(Collected data)

==================================================

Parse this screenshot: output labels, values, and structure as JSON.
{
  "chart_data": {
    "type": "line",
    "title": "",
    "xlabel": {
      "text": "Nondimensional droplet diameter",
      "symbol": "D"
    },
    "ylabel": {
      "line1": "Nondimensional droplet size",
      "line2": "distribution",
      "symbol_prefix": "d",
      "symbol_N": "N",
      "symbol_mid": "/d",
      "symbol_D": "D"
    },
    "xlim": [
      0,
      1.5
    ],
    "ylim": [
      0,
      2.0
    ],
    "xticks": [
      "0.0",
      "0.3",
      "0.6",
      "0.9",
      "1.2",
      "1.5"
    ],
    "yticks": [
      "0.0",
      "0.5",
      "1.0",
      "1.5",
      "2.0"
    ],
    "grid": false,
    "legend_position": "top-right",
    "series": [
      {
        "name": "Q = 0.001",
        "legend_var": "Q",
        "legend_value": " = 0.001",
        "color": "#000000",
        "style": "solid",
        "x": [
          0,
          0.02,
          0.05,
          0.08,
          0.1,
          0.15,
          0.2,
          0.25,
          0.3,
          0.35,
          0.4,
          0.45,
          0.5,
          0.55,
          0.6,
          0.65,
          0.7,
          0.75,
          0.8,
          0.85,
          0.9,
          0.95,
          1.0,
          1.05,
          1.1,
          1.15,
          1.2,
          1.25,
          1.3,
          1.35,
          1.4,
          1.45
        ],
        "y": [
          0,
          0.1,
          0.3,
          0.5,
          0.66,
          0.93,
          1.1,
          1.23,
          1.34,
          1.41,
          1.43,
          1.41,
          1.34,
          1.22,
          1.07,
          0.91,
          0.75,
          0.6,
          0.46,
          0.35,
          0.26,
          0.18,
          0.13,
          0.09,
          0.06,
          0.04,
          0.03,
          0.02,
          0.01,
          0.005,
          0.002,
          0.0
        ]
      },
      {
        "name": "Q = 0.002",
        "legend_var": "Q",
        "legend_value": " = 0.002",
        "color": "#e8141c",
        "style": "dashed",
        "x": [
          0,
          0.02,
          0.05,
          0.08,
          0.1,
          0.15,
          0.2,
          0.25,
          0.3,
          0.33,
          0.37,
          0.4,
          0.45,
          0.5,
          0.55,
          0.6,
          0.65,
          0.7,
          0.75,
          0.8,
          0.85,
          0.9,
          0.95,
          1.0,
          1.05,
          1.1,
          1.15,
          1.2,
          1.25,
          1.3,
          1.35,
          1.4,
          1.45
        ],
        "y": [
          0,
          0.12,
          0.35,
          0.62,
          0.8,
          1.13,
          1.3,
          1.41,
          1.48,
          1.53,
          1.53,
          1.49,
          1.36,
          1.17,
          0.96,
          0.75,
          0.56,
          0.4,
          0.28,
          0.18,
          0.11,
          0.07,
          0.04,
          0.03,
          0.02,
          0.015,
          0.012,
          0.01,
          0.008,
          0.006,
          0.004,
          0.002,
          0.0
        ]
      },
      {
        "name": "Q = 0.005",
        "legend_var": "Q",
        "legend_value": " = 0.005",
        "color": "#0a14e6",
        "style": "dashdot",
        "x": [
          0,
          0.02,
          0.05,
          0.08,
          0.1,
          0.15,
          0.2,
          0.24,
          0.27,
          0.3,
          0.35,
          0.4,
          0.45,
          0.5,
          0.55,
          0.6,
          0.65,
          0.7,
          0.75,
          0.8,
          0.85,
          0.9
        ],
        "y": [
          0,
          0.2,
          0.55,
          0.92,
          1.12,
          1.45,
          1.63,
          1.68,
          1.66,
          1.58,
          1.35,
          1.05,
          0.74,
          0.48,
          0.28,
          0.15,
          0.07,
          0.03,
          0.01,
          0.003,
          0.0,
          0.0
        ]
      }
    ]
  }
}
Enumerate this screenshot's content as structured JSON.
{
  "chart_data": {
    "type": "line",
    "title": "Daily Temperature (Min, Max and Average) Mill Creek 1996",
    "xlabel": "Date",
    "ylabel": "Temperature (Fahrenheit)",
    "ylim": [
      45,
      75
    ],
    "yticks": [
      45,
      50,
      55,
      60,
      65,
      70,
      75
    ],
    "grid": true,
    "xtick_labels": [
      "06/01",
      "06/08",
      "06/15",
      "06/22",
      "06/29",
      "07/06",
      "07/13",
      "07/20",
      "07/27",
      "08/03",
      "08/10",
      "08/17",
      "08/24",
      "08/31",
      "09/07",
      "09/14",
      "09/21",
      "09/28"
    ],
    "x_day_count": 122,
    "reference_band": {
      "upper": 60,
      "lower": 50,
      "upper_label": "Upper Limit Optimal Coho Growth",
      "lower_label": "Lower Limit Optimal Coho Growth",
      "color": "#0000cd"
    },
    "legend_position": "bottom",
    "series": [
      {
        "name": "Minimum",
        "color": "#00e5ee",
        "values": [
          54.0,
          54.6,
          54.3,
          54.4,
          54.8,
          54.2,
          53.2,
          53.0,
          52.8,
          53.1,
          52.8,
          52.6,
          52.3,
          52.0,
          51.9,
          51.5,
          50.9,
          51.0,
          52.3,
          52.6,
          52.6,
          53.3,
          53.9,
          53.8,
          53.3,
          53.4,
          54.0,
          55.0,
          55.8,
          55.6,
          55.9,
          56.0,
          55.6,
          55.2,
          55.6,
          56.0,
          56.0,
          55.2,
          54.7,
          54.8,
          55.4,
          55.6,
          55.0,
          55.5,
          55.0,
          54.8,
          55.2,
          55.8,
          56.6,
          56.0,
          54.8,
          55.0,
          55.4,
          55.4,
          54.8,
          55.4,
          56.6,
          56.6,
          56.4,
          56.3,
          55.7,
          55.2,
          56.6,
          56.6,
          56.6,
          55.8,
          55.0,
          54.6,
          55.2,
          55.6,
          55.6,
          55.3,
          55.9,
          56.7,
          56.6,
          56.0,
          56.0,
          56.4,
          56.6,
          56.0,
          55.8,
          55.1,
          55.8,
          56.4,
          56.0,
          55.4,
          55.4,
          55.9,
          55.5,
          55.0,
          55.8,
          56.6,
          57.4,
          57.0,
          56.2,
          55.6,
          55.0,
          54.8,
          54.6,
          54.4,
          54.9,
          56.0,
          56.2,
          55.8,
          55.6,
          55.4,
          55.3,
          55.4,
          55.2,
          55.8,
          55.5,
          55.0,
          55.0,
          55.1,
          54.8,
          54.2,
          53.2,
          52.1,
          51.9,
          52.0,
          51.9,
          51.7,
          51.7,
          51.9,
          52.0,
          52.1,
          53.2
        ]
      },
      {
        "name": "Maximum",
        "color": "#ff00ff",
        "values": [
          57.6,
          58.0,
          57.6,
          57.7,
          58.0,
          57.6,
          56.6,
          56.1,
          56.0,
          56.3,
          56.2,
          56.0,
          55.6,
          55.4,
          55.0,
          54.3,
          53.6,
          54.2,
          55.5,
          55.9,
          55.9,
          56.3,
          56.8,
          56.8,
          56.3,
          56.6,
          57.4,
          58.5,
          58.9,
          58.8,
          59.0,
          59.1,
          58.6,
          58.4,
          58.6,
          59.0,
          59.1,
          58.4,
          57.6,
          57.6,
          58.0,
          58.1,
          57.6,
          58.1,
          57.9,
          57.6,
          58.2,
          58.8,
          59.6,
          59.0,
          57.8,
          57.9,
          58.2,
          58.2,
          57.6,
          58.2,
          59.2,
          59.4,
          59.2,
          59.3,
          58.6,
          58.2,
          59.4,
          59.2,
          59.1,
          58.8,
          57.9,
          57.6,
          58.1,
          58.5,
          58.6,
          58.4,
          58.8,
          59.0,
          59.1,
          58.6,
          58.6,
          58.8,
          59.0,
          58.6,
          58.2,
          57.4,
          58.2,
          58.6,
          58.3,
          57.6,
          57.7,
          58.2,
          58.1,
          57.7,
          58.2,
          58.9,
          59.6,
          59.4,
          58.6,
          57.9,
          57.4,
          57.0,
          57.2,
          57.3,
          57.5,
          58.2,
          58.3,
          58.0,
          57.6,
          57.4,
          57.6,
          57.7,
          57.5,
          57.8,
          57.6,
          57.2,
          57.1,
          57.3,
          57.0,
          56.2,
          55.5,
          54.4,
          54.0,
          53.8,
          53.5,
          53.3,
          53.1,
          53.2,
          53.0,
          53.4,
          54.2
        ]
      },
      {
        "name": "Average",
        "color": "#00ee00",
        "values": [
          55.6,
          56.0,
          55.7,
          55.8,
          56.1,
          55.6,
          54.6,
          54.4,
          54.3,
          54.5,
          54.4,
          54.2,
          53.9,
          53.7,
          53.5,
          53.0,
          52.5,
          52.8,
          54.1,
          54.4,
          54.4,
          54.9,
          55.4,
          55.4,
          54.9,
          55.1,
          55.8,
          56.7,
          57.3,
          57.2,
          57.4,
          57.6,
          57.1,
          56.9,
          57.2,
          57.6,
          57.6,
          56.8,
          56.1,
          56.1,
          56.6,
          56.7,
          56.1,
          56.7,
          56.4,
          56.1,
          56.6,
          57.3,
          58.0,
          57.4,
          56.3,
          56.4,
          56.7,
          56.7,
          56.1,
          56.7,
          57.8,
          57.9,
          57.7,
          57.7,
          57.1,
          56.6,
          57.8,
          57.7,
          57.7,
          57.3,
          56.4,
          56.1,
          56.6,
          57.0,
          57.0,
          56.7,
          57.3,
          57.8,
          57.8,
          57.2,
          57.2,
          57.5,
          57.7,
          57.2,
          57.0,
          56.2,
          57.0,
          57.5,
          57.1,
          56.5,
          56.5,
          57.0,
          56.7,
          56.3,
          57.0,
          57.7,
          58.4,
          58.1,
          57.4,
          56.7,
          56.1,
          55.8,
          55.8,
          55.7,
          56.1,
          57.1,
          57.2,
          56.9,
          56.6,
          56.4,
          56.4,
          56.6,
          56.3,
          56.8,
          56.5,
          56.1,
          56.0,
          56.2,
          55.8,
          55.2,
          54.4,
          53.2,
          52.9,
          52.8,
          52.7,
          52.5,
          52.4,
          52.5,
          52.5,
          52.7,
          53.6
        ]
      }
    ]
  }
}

==================================================

- **Problem requirements**:
For each line of the entries that includes "Limit", show that line.

- **Output**:
      "upper_label": "Upper Limit Optimal Coho Growth",
      "lower_label": "Lower Limit Optimal Coho Growth",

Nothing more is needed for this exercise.